### Do this
Examine the entries below, count the lines holding the string "panel", and respond with the number only.

*-*-*

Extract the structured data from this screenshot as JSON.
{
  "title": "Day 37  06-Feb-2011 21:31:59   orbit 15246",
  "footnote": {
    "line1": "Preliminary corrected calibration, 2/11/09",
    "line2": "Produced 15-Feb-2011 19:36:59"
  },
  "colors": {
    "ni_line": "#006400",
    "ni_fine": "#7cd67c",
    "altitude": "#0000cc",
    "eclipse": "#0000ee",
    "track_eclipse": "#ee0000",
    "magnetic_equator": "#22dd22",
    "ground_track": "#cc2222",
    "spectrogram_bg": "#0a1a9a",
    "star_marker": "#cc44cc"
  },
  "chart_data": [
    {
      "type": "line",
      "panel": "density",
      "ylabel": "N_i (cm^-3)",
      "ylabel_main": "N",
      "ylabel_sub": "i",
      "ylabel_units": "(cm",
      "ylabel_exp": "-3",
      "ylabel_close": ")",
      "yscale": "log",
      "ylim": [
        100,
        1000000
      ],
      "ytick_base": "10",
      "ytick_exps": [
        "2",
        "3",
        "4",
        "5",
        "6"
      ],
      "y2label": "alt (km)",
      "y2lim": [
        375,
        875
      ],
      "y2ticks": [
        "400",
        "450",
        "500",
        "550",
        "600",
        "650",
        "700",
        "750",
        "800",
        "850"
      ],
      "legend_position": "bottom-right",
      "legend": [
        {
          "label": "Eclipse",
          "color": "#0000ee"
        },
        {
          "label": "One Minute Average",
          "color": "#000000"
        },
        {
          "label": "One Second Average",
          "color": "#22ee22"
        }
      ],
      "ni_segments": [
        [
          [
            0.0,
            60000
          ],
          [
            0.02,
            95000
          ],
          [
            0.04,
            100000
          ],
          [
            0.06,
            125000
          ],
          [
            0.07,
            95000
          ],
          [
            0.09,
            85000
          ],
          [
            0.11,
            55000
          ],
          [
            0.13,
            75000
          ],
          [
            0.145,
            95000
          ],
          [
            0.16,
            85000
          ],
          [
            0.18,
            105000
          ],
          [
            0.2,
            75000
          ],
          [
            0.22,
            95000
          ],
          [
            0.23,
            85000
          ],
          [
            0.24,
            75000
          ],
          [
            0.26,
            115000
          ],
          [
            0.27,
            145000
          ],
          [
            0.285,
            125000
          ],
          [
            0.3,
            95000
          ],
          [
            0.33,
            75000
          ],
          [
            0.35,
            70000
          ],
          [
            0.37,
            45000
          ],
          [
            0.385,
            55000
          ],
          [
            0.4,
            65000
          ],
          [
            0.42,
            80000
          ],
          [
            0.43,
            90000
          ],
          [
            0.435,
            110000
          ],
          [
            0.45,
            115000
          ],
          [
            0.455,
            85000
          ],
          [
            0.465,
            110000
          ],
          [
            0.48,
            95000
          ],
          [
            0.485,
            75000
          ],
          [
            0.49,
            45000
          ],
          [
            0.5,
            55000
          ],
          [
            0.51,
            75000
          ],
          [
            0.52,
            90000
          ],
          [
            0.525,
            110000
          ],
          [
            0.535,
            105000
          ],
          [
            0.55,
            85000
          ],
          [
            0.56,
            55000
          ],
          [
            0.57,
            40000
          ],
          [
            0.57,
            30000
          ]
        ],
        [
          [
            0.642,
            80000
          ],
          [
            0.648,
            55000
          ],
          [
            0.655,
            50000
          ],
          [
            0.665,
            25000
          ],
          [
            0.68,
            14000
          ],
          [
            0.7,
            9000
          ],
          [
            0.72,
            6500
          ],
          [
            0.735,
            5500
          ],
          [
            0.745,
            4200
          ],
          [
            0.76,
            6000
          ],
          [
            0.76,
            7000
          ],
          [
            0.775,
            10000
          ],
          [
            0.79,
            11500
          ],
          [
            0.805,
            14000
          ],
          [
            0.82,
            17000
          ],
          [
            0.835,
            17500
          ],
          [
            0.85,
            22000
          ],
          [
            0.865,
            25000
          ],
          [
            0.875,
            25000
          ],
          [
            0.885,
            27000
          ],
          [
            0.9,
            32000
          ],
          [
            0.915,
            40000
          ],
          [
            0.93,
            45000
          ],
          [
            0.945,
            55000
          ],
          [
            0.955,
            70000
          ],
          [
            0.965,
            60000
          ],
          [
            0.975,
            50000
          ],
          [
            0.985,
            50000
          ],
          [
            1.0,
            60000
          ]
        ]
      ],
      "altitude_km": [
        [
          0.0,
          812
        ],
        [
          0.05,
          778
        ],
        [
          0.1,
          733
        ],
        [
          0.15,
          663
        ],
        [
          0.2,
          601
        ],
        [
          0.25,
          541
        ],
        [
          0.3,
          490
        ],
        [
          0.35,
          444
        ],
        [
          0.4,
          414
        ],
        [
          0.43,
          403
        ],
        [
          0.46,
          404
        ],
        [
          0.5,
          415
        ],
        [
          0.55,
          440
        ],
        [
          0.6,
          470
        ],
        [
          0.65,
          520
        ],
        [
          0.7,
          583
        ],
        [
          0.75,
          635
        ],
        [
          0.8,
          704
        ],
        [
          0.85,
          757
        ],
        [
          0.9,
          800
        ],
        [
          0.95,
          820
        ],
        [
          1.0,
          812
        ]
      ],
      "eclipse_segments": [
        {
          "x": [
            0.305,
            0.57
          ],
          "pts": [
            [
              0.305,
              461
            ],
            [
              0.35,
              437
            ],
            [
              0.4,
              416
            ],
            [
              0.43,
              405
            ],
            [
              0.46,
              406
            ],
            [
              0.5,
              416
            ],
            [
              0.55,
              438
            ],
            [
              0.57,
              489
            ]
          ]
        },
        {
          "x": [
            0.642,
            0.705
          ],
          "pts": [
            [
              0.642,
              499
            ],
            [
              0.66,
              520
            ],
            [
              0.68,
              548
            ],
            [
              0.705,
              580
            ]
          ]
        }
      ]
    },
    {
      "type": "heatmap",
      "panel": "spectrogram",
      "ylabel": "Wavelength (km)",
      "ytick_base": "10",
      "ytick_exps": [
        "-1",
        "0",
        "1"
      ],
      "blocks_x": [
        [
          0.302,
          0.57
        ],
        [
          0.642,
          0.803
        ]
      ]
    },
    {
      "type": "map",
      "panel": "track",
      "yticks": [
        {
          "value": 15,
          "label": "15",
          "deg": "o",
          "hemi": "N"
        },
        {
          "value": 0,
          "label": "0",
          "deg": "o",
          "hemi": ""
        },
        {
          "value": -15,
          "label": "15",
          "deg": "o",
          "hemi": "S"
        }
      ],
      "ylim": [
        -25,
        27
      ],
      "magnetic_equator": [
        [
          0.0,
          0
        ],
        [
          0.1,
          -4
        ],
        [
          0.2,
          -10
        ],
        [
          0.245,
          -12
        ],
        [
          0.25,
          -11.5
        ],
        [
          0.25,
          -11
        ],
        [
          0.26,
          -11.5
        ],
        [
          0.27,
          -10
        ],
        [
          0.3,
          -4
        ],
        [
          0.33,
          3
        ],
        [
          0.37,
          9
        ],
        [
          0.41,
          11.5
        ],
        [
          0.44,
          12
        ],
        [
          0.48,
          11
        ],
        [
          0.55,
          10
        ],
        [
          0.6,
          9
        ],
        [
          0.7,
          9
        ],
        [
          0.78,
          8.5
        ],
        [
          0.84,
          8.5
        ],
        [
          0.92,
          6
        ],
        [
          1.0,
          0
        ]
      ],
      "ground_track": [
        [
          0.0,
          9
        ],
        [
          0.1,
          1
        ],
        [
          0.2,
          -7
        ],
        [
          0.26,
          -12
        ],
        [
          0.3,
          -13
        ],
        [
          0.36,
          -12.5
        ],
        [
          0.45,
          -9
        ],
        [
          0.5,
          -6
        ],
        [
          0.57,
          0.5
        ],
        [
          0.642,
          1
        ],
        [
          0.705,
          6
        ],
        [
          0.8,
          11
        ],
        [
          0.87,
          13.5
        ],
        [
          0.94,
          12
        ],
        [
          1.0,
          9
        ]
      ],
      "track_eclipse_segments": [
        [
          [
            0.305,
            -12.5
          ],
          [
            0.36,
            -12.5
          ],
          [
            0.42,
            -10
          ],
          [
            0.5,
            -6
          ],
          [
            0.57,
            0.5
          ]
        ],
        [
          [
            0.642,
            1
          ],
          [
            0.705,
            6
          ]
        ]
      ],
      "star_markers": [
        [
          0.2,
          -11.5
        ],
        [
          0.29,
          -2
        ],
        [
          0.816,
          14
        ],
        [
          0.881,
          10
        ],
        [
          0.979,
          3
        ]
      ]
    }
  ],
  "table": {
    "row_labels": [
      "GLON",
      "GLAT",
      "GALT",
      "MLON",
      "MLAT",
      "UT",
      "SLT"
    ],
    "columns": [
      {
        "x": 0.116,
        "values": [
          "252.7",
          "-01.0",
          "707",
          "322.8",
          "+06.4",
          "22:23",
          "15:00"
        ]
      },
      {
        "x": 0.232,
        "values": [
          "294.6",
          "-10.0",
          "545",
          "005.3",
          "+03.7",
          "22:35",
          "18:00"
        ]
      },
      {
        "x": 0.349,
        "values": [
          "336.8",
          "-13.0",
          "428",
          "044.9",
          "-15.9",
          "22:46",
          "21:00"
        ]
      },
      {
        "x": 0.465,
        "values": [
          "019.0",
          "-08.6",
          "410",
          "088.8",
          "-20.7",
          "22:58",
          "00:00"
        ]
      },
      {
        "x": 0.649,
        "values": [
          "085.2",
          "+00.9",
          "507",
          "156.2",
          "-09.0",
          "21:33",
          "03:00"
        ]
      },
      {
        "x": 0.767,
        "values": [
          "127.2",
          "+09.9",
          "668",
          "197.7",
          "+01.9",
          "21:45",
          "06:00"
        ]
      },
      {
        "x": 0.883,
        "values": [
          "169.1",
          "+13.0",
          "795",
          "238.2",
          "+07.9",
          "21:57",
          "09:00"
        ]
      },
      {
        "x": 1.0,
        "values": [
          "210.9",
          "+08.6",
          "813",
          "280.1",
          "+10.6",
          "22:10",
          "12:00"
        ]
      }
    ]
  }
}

*-*-*

### Task response
3